══ DATA TO PROCESS ══

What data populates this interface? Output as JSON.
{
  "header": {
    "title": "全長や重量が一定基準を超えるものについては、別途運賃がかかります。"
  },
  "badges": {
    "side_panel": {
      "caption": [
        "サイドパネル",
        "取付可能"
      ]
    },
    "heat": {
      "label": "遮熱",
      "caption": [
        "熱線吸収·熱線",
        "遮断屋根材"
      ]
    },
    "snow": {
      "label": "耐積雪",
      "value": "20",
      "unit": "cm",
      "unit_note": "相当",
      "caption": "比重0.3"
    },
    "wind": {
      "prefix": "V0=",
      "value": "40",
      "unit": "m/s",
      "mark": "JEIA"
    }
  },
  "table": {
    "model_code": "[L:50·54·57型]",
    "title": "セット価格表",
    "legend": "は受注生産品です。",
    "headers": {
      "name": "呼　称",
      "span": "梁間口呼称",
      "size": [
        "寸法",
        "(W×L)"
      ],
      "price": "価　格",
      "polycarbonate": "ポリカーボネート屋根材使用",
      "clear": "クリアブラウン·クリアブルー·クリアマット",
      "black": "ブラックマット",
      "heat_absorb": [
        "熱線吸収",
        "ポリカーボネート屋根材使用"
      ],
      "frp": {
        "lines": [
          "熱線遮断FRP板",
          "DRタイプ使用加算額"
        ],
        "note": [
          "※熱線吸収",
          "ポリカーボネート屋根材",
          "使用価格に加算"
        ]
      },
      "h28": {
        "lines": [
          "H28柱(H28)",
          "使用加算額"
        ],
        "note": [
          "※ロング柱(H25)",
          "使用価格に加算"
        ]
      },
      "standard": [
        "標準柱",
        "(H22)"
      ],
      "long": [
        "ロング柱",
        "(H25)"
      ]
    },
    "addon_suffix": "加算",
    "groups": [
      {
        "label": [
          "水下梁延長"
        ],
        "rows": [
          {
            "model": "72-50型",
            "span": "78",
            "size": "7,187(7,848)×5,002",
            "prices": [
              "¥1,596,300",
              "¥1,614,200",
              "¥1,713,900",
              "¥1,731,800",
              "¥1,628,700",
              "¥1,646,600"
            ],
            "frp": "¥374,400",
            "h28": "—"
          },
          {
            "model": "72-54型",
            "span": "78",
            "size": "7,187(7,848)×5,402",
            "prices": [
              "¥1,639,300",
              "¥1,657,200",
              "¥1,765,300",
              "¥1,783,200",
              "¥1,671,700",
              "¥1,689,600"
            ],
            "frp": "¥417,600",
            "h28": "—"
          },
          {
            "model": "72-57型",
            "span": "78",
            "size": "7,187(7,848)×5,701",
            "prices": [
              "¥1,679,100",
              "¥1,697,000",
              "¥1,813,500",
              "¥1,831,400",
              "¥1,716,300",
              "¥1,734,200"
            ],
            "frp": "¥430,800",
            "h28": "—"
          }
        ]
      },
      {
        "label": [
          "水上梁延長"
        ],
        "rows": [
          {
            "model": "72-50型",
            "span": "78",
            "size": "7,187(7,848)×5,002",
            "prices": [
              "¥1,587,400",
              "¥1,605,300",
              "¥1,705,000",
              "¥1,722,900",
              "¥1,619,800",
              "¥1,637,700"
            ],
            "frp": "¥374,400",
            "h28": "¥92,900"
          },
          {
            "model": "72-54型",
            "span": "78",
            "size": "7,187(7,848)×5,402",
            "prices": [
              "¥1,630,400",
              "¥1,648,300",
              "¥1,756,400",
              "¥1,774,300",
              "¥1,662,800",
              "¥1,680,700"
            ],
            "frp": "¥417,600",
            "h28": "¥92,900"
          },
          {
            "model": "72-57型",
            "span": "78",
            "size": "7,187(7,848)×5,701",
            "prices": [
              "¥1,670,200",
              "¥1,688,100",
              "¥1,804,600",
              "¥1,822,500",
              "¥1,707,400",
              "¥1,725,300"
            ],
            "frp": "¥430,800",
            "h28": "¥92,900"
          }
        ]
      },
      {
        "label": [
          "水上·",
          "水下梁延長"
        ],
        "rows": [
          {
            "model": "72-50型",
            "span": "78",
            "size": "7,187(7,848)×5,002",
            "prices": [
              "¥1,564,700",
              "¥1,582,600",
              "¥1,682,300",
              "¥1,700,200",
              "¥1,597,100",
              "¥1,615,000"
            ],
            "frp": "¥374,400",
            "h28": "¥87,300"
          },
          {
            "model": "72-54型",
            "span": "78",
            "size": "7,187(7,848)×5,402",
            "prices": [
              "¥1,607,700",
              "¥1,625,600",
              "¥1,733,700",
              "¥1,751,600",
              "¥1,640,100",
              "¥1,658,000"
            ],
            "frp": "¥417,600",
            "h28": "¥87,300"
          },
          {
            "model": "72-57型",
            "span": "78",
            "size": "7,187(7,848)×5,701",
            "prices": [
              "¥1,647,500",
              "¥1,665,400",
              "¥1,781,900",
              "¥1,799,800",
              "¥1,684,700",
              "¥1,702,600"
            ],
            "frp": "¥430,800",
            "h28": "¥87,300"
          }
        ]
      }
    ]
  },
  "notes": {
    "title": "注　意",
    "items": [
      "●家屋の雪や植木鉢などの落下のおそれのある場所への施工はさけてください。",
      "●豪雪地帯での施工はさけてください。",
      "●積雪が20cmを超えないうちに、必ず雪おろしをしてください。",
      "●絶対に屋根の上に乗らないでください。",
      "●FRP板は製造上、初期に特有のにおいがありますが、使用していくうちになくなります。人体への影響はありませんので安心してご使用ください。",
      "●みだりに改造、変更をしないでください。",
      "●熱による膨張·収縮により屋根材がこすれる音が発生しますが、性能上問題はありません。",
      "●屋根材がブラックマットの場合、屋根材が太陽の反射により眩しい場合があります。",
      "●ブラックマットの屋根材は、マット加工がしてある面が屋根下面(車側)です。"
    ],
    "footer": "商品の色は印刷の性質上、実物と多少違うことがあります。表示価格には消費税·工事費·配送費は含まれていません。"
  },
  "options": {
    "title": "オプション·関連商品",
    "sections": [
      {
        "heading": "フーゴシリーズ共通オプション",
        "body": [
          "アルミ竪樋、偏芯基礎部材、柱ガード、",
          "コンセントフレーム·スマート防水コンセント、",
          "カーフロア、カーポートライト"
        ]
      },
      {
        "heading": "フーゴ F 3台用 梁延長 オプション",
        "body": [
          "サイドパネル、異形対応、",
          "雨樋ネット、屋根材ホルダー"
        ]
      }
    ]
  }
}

═══

GOAL:
Where a line above includes "title", copy that line.

CORRECT RESPONSE:
    "title": "全長や重量が一定基準を超えるものについては、別途運賃がかかります。"
    "title": "セット価格表",
    "title": "注　意",
    "title": "オプション·関連商品",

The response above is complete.